■ **Job**:
Copy down all of the data underneath, exactly as shown.
----
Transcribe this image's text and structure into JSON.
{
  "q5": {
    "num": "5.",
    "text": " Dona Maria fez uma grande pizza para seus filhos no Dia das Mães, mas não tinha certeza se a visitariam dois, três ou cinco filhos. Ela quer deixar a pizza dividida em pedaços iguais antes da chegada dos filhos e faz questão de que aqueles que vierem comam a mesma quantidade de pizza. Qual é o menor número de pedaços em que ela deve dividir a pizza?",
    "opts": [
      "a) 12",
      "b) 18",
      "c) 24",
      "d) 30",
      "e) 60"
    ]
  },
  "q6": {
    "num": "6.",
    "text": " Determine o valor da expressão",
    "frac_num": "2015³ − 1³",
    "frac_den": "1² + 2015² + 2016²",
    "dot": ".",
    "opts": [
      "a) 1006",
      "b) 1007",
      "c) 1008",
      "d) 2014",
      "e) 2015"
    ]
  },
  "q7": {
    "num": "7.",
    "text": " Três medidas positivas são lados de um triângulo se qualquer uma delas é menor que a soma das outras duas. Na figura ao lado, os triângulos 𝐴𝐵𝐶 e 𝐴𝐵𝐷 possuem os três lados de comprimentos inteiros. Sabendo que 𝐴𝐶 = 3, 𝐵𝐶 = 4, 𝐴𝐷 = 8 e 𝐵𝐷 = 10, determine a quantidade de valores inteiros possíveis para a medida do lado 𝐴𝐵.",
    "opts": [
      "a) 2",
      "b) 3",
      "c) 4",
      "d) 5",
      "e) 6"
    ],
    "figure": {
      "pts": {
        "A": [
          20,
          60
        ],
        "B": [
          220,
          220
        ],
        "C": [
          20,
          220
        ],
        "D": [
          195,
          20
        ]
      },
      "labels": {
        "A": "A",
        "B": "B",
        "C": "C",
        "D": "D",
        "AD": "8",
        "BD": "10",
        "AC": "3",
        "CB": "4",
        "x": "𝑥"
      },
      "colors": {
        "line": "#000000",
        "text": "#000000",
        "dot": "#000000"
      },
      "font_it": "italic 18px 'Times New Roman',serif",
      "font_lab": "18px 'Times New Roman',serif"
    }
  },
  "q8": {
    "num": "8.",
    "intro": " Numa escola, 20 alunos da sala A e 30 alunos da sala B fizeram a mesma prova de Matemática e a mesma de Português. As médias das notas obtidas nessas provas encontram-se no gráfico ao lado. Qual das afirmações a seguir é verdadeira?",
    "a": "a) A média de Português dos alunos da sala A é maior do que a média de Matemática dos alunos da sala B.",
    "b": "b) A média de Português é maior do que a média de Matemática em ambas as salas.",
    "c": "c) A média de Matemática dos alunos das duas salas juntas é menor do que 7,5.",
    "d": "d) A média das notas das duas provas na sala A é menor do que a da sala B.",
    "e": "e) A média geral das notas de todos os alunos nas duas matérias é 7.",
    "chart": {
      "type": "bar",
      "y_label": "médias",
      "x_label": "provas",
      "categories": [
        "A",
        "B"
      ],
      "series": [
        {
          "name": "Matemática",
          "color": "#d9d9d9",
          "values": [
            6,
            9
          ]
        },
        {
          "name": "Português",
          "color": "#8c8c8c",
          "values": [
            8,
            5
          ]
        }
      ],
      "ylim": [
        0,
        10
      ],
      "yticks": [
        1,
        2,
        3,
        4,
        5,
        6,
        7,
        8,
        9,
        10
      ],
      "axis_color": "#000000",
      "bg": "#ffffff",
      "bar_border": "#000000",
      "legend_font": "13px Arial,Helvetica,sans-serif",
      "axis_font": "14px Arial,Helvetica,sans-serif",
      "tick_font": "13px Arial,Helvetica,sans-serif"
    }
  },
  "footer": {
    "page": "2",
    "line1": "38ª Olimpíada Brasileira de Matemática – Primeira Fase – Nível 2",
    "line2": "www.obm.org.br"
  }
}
----
■ **Exercise output**:
Transcribe this image's text and structure into JSON.
{
  "q5": {
    "num": "5.",
    "text": " Dona Maria fez uma grande pizza para seus filhos no Dia das Mães, mas não tinha certeza se a visitariam dois, três ou cinco filhos. Ela quer deixar a pizza dividida em pedaços iguais antes da chegada dos filhos e faz questão de que aqueles que vierem comam a mesma quantidade de pizza. Qual é o menor número de pedaços em que ela deve dividir a pizza?",
    "opts": [
      "a) 12",
      "b) 18",
      "c) 24",
      "d) 30",
      "e) 60"
    ]
  },
  "q6": {
    "num": "6.",
    "text": " Determine o valor da expressão",
    "frac_num": "2015³ − 1³",
    "frac_den": "1² + 2015² + 2016²",
    "dot": ".",
    "opts": [
      "a) 1006",
      "b) 1007",
      "c) 1008",
      "d) 2014",
      "e) 2015"
    ]
  },
  "q7": {
    "num": "7.",
    "text": " Três medidas positivas são lados de um triângulo se qualquer uma delas é menor que a soma das outras duas. Na figura ao lado, os triângulos 𝐴𝐵𝐶 e 𝐴𝐵𝐷 possuem os três lados de comprimentos inteiros. Sabendo que 𝐴𝐶 = 3, 𝐵𝐶 = 4, 𝐴𝐷 = 8 e 𝐵𝐷 = 10, determine a quantidade de valores inteiros possíveis para a medida do lado 𝐴𝐵.",
    "opts": [
      "a) 2",
      "b) 3",
      "c) 4",
      "d) 5",
      "e) 6"
    ],
    "figure": {
      "pts": {
        "A": [
          20,
          60
        ],
        "B": [
          220,
          220
        ],
        "C": [
          20,
          220
        ],
        "D": [
          195,
          20
        ]
      },
      "labels": {
        "A": "A",
        "B": "B",
        "C": "C",
        "D": "D",
        "AD": "8",
        "BD": "10",
        "AC": "3",
        "CB": "4",
        "x": "𝑥"
      },
      "colors": {
        "line": "#000000",
        "text": "#000000",
        "dot": "#000000"
      },
      "font_it": "italic 18px 'Times New Roman',serif",
      "font_lab": "18px 'Times New Roman',serif"
    }
  },
  "q8": {
    "num": "8.",
    "intro": " Numa escola, 20 alunos da sala A e 30 alunos da sala B fizeram a mesma prova de Matemática e a mesma de Português. As médias das notas obtidas nessas provas encontram-se no gráfico ao lado. Qual das afirmações a seguir é verdadeira?",
    "a": "a) A média de Português dos alunos da sala A é maior do que a média de Matemática dos alunos da sala B.",
    "b": "b) A média de Português é maior do que a média de Matemática em ambas as salas.",
    "c": "c) A média de Matemática dos alunos das duas salas juntas é menor do que 7,5.",
    "d": "d) A média das notas das duas provas na sala A é menor do que a da sala B.",
    "e": "e) A média geral das notas de todos os alunos nas duas matérias é 7.",
    "chart": {
      "type": "bar",
      "y_label": "médias",
      "x_label": "provas",
      "categories": [
        "A",
        "B"
      ],
      "series": [
        {
          "name": "Matemática",
          "color": "#d9d9d9",
          "values": [
            6,
            9
          ]
        },
        {
          "name": "Português",
          "color": "#8c8c8c",
          "values": [
            8,
            5
          ]
        }
      ],
      "ylim": [
        0,
        10
      ],
      "yticks": [
        1,
        2,
        3,
        4,
        5,
        6,
        7,
        8,
        9,
        10
      ],
      "axis_color": "#000000",
      "bg": "#ffffff",
      "bar_border": "#000000",
      "legend_font": "13px Arial,Helvetica,sans-serif",
      "axis_font": "14px Arial,Helvetica,sans-serif",
      "tick_font": "13px Arial,Helvetica,sans-serif"
    }
  },
  "footer": {
    "page": "2",
    "line1": "38ª Olimpíada Brasileira de Matemática – Primeira Fase – Nível 2",
    "line2": "www.obm.org.br"
  }
}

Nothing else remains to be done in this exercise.